======== SUPPLIED ENTRIES ========

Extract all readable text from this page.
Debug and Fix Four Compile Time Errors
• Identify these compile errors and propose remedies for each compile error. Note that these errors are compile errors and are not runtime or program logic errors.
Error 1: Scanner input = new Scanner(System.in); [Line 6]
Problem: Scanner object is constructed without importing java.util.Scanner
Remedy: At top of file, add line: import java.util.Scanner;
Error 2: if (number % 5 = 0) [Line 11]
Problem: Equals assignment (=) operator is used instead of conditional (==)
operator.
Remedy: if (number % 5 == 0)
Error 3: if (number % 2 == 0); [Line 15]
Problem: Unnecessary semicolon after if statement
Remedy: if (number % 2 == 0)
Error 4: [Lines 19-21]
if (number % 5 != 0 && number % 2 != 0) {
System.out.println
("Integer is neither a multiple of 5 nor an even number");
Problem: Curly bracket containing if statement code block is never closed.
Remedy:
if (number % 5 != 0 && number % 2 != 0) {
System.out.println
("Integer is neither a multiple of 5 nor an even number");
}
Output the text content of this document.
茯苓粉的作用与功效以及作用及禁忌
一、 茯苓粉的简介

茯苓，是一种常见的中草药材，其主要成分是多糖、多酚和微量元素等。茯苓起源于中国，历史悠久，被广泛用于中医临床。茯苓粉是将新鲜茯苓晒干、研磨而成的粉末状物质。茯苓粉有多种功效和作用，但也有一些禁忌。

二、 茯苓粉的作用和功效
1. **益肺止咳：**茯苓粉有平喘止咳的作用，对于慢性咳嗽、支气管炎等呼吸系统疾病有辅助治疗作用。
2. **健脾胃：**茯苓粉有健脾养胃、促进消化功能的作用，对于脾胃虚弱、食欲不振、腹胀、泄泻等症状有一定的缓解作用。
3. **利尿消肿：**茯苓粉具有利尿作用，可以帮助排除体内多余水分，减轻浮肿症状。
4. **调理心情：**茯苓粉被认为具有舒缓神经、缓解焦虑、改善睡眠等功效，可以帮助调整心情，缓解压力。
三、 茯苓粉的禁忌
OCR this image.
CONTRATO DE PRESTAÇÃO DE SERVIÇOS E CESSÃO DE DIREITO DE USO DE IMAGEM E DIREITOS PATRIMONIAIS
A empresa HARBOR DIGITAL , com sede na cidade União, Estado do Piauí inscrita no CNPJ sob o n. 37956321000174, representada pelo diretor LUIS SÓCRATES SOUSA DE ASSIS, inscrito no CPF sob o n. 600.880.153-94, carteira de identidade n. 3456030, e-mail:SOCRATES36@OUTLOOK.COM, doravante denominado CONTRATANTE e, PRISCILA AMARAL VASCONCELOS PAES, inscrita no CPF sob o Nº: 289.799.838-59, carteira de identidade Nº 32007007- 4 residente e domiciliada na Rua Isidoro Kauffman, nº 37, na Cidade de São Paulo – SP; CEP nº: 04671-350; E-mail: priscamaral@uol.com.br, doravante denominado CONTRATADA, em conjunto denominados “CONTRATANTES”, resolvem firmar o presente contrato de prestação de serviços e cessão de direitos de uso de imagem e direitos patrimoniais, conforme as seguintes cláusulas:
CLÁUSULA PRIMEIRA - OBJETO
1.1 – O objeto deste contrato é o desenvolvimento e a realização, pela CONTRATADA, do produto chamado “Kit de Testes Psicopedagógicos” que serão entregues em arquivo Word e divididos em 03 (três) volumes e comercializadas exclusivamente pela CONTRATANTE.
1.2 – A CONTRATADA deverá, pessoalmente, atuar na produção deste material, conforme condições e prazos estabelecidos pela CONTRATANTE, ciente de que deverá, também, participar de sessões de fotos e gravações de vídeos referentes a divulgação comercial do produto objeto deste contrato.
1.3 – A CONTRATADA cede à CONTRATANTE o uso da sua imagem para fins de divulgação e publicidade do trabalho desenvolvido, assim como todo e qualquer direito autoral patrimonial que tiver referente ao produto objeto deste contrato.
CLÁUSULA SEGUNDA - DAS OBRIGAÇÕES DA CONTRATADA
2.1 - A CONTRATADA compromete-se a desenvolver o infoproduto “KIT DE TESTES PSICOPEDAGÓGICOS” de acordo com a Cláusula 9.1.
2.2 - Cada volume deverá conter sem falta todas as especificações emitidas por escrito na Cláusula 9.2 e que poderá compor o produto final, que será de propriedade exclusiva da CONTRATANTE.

========

In the lines above, find each one with "this" and list it.

Extract all readable text from this page.
Output the text content of this document.
OCR this image.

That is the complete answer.